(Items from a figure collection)
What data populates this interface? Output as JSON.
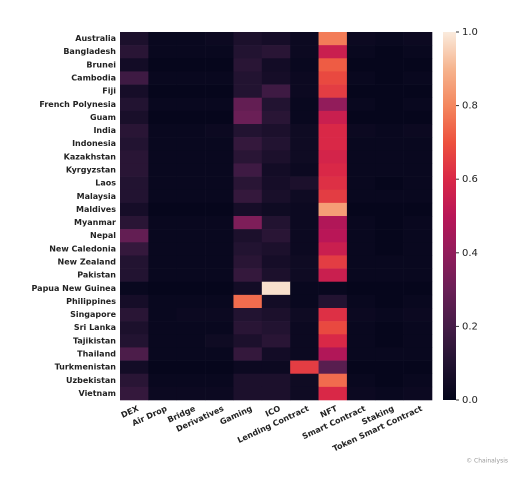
{
  "chart_data": {
    "type": "heatmap",
    "rows": [
      "Australia",
      "Bangladesh",
      "Brunei",
      "Cambodia",
      "Fiji",
      "French Polynesia",
      "Guam",
      "India",
      "Indonesia",
      "Kazakhstan",
      "Kyrgyzstan",
      "Laos",
      "Malaysia",
      "Maldives",
      "Myanmar",
      "Nepal",
      "New Caledonia",
      "New Zealand",
      "Pakistan",
      "Papua New Guinea",
      "Philippines",
      "Singapore",
      "Sri Lanka",
      "Tajikistan",
      "Thailand",
      "Turkmenistan",
      "Uzbekistan",
      "Vietnam"
    ],
    "categories": [
      "DEX",
      "Air Drop",
      "Bridge",
      "Derivatives",
      "Gaming",
      "ICO",
      "Lending Contract",
      "NFT",
      "Smart Contract",
      "Staking",
      "Token Smart Contract"
    ],
    "values": [
      [
        0.08,
        0.02,
        0.02,
        0.03,
        0.08,
        0.06,
        0.03,
        0.78,
        0.03,
        0.02,
        0.03
      ],
      [
        0.12,
        0.02,
        0.02,
        0.02,
        0.1,
        0.12,
        0.03,
        0.55,
        0.02,
        0.01,
        0.02
      ],
      [
        0.05,
        0.01,
        0.01,
        0.01,
        0.12,
        0.05,
        0.02,
        0.72,
        0.01,
        0.01,
        0.01
      ],
      [
        0.18,
        0.02,
        0.02,
        0.02,
        0.1,
        0.06,
        0.03,
        0.68,
        0.02,
        0.01,
        0.02
      ],
      [
        0.06,
        0.01,
        0.01,
        0.01,
        0.1,
        0.18,
        0.03,
        0.65,
        0.01,
        0.01,
        0.01
      ],
      [
        0.1,
        0.02,
        0.02,
        0.02,
        0.28,
        0.1,
        0.02,
        0.4,
        0.02,
        0.01,
        0.02
      ],
      [
        0.07,
        0.01,
        0.01,
        0.01,
        0.3,
        0.12,
        0.02,
        0.55,
        0.01,
        0.01,
        0.01
      ],
      [
        0.12,
        0.02,
        0.02,
        0.03,
        0.1,
        0.08,
        0.04,
        0.6,
        0.03,
        0.02,
        0.03
      ],
      [
        0.1,
        0.02,
        0.02,
        0.02,
        0.15,
        0.1,
        0.04,
        0.6,
        0.02,
        0.02,
        0.02
      ],
      [
        0.12,
        0.02,
        0.02,
        0.02,
        0.12,
        0.08,
        0.04,
        0.58,
        0.02,
        0.02,
        0.02
      ],
      [
        0.12,
        0.02,
        0.02,
        0.02,
        0.18,
        0.05,
        0.03,
        0.6,
        0.02,
        0.02,
        0.02
      ],
      [
        0.1,
        0.02,
        0.02,
        0.02,
        0.12,
        0.06,
        0.08,
        0.62,
        0.02,
        0.01,
        0.02
      ],
      [
        0.1,
        0.02,
        0.02,
        0.02,
        0.15,
        0.07,
        0.04,
        0.65,
        0.02,
        0.02,
        0.02
      ],
      [
        0.06,
        0.01,
        0.01,
        0.01,
        0.06,
        0.04,
        0.03,
        0.85,
        0.01,
        0.01,
        0.01
      ],
      [
        0.12,
        0.02,
        0.02,
        0.02,
        0.35,
        0.1,
        0.03,
        0.48,
        0.02,
        0.01,
        0.02
      ],
      [
        0.28,
        0.02,
        0.02,
        0.02,
        0.08,
        0.12,
        0.03,
        0.5,
        0.02,
        0.01,
        0.02
      ],
      [
        0.15,
        0.02,
        0.02,
        0.02,
        0.1,
        0.08,
        0.03,
        0.55,
        0.02,
        0.01,
        0.02
      ],
      [
        0.1,
        0.02,
        0.02,
        0.02,
        0.12,
        0.06,
        0.04,
        0.65,
        0.02,
        0.02,
        0.02
      ],
      [
        0.1,
        0.02,
        0.02,
        0.02,
        0.15,
        0.08,
        0.04,
        0.55,
        0.02,
        0.02,
        0.02
      ],
      [
        0.02,
        0.01,
        0.01,
        0.01,
        0.05,
        0.98,
        0.02,
        0.02,
        0.01,
        0.01,
        0.01
      ],
      [
        0.06,
        0.02,
        0.02,
        0.02,
        0.75,
        0.05,
        0.02,
        0.1,
        0.02,
        0.01,
        0.02
      ],
      [
        0.12,
        0.02,
        0.03,
        0.03,
        0.1,
        0.08,
        0.04,
        0.62,
        0.03,
        0.02,
        0.03
      ],
      [
        0.08,
        0.02,
        0.02,
        0.02,
        0.12,
        0.1,
        0.03,
        0.68,
        0.02,
        0.01,
        0.02
      ],
      [
        0.1,
        0.02,
        0.02,
        0.04,
        0.08,
        0.12,
        0.03,
        0.6,
        0.02,
        0.01,
        0.02
      ],
      [
        0.22,
        0.02,
        0.02,
        0.02,
        0.15,
        0.05,
        0.03,
        0.48,
        0.02,
        0.02,
        0.02
      ],
      [
        0.05,
        0.01,
        0.01,
        0.01,
        0.03,
        0.03,
        0.65,
        0.25,
        0.01,
        0.01,
        0.01
      ],
      [
        0.12,
        0.02,
        0.02,
        0.02,
        0.08,
        0.08,
        0.04,
        0.75,
        0.02,
        0.01,
        0.02
      ],
      [
        0.15,
        0.03,
        0.03,
        0.03,
        0.08,
        0.08,
        0.04,
        0.6,
        0.03,
        0.02,
        0.03
      ]
    ],
    "colormap": "rocket",
    "clim": [
      0,
      1
    ],
    "cticks": [
      {
        "value": 0,
        "label": "0.0"
      },
      0.2,
      0.4,
      0.6,
      0.8,
      {
        "value": 1,
        "label": "1.0"
      }
    ],
    "credit": "© Chainalysis"
  }
}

(Task details):
Pick out the lines that have the word "Smart". Copy them all.

(Problem solution):
      "Smart Contract",
      "Token Smart Contract"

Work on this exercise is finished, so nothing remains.